*Your objective*: Pictures do not belong in the copy. Return all of the entries exactly.

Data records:
[START]

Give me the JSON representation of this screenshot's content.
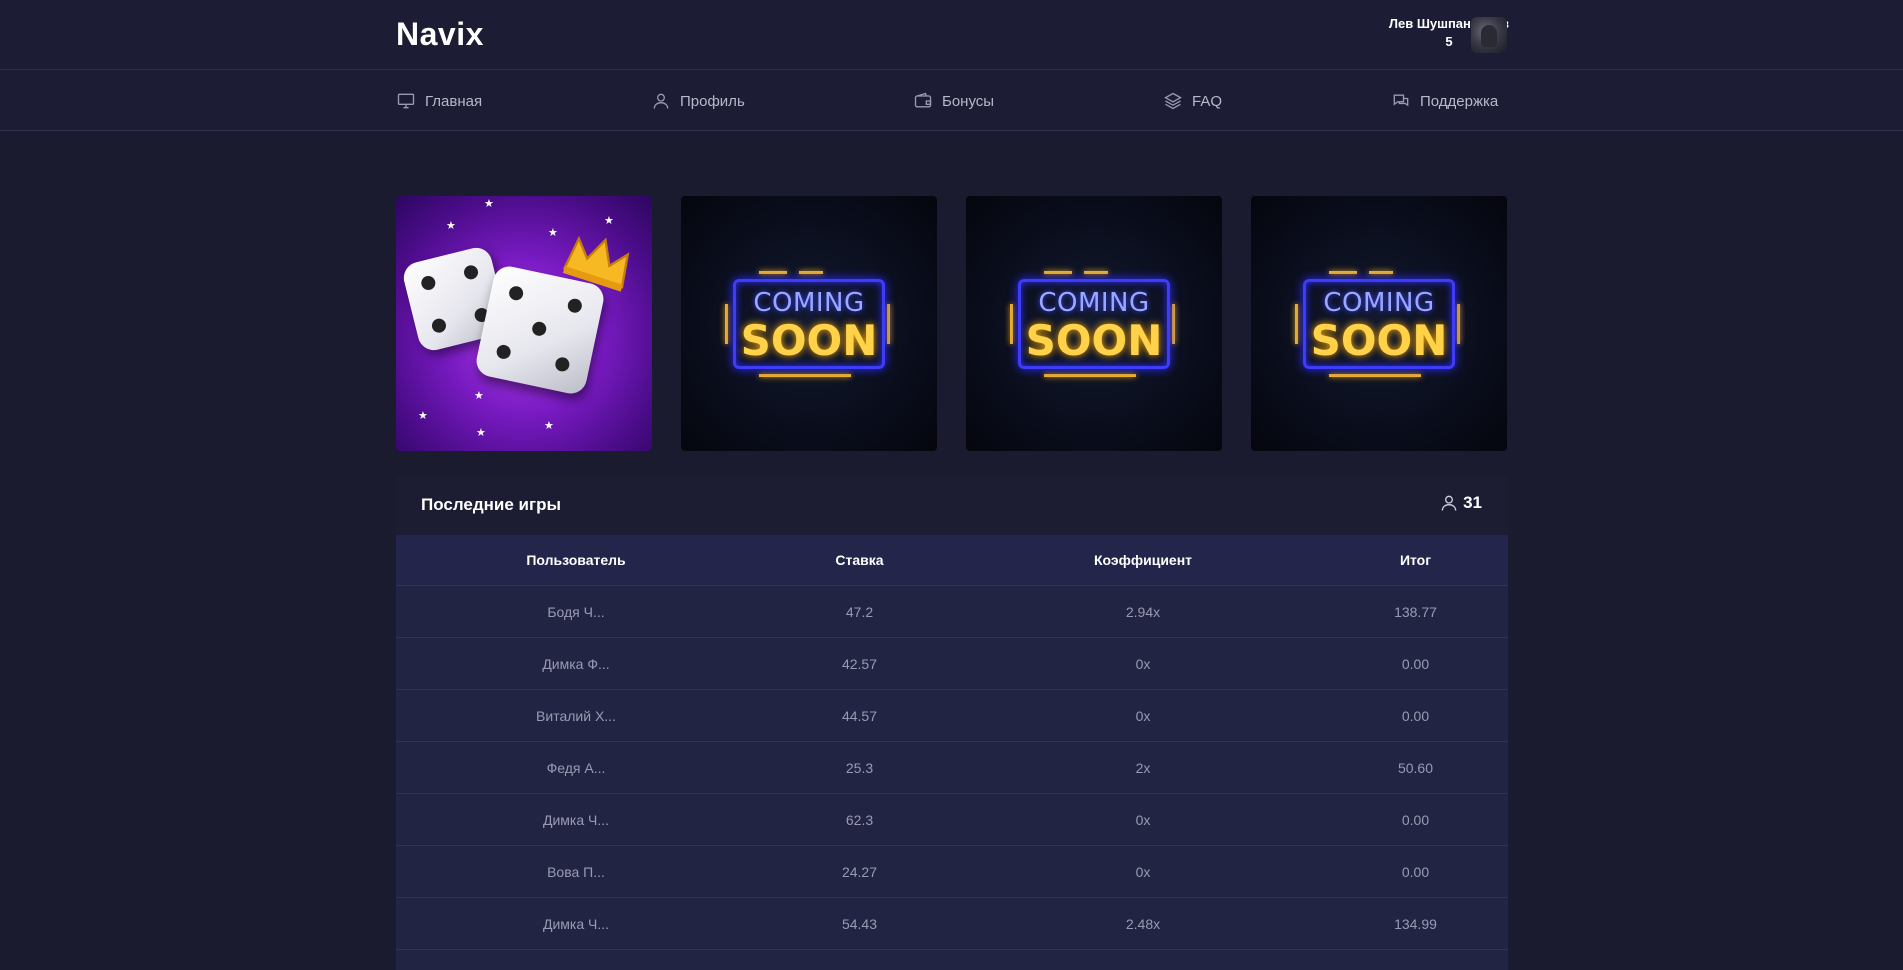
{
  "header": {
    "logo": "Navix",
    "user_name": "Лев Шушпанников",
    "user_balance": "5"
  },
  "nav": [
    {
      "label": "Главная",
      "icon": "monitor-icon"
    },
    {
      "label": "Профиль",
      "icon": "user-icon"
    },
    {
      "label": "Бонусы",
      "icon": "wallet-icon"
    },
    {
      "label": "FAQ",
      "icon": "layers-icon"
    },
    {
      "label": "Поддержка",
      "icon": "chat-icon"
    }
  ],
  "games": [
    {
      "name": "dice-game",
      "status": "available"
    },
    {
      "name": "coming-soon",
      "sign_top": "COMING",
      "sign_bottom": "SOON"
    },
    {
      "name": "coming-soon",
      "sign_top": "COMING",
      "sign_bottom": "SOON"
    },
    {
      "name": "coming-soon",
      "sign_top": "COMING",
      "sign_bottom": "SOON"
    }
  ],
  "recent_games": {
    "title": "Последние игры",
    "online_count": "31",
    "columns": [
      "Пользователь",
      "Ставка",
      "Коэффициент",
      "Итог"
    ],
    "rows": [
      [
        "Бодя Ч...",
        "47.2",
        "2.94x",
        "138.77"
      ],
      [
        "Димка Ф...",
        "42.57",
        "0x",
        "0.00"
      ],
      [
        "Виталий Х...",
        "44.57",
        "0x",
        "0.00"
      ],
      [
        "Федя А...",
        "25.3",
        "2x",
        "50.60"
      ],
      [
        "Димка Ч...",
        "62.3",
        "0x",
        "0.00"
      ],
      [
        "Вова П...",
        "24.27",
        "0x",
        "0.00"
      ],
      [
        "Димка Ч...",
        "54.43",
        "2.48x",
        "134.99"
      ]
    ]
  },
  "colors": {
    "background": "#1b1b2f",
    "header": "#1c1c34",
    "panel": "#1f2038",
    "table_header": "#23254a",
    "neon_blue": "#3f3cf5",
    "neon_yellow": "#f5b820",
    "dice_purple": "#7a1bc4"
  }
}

[END]

*Solved exercise*:
Give me the JSON representation of this screenshot's content.
{
  "header": {
    "logo": "Navix",
    "user_name": "Лев Шушпанников",
    "user_balance": "5"
  },
  "nav": [
    {
      "label": "Главная",
      "icon": "monitor-icon"
    },
    {
      "label": "Профиль",
      "icon": "user-icon"
    },
    {
      "label": "Бонусы",
      "icon": "wallet-icon"
    },
    {
      "label": "FAQ",
      "icon": "layers-icon"
    },
    {
      "label": "Поддержка",
      "icon": "chat-icon"
    }
  ],
  "games": [
    {
      "name": "dice-game",
      "status": "available"
    },
    {
      "name": "coming-soon",
      "sign_top": "COMING",
      "sign_bottom": "SOON"
    },
    {
      "name": "coming-soon",
      "sign_top": "COMING",
      "sign_bottom": "SOON"
    },
    {
      "name": "coming-soon",
      "sign_top": "COMING",
      "sign_bottom": "SOON"
    }
  ],
  "recent_games": {
    "title": "Последние игры",
    "online_count": "31",
    "columns": [
      "Пользователь",
      "Ставка",
      "Коэффициент",
      "Итог"
    ],
    "rows": [
      [
        "Бодя Ч...",
        "47.2",
        "2.94x",
        "138.77"
      ],
      [
        "Димка Ф...",
        "42.57",
        "0x",
        "0.00"
      ],
      [
        "Виталий Х...",
        "44.57",
        "0x",
        "0.00"
      ],
      [
        "Федя А...",
        "25.3",
        "2x",
        "50.60"
      ],
      [
        "Димка Ч...",
        "62.3",
        "0x",
        "0.00"
      ],
      [
        "Вова П...",
        "24.27",
        "0x",
        "0.00"
      ],
      [
        "Димка Ч...",
        "54.43",
        "2.48x",
        "134.99"
      ]
    ]
  },
  "colors": {
    "background": "#1b1b2f",
    "header": "#1c1c34",
    "panel": "#1f2038",
    "table_header": "#23254a",
    "neon_blue": "#3f3cf5",
    "neon_yellow": "#f5b820",
    "dice_purple": "#7a1bc4"
  }
}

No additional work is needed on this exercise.